- _GOAL_:
Scan the following material for the string "competente" and copy each line in which it appears.

(Raw records)
------------------------------------

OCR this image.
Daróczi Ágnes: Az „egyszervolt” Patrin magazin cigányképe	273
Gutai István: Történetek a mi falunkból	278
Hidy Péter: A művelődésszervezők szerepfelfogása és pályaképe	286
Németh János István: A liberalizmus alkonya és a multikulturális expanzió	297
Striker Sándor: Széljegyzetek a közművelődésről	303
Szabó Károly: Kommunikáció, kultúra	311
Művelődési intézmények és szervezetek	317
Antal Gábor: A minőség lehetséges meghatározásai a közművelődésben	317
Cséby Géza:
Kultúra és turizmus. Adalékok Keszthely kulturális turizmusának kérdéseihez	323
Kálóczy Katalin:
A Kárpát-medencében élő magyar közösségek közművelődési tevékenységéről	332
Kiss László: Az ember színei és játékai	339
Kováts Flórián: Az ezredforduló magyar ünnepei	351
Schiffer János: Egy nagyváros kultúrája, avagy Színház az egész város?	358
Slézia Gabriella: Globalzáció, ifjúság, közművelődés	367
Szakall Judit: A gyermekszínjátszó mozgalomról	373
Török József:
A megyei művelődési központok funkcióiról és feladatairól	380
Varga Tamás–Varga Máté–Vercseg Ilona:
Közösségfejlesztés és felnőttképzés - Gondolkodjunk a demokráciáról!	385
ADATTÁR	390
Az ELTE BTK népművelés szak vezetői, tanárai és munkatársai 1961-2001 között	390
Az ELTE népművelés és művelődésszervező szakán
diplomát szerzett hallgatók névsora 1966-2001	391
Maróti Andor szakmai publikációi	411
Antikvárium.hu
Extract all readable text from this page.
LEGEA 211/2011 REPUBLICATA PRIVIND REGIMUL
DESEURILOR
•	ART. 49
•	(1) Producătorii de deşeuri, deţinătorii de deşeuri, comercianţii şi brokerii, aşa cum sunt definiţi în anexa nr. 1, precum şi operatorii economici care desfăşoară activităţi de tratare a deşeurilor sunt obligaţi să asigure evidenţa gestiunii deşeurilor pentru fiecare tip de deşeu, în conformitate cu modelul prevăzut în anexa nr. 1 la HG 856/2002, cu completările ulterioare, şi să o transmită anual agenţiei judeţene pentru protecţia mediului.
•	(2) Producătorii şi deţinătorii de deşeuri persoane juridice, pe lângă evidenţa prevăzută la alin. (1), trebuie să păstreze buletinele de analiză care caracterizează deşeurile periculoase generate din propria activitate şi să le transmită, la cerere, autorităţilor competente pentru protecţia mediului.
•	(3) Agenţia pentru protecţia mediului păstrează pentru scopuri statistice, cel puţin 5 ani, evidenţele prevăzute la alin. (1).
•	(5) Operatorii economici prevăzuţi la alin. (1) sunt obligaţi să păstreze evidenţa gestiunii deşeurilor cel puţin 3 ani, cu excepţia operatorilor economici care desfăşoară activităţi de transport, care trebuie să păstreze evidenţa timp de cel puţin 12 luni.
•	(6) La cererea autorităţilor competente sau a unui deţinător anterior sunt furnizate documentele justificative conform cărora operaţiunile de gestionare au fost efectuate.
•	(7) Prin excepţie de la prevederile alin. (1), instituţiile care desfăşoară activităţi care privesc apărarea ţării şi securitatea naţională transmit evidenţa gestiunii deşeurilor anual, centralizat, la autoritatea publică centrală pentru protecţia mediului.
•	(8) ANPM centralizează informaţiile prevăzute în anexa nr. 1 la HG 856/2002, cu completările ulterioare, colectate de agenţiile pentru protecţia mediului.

------------------------------------

- _WRITTEN ANSWER_:
•	(2) Producătorii şi deţinătorii de deşeuri persoane juridice, pe lângă evidenţa prevăzută la alin. (1), trebuie să păstreze buletinele de analiză care caracterizează deşeurile periculoase generate din propria activitate şi să le transmită, la cerere, autorităţilor competente pentru protecţia mediului.
•	(6) La cererea autorităţilor competente sau a unui deţinător anterior sunt furnizate documentele justificative conform cărora operaţiunile de gestionare au fost efectuate.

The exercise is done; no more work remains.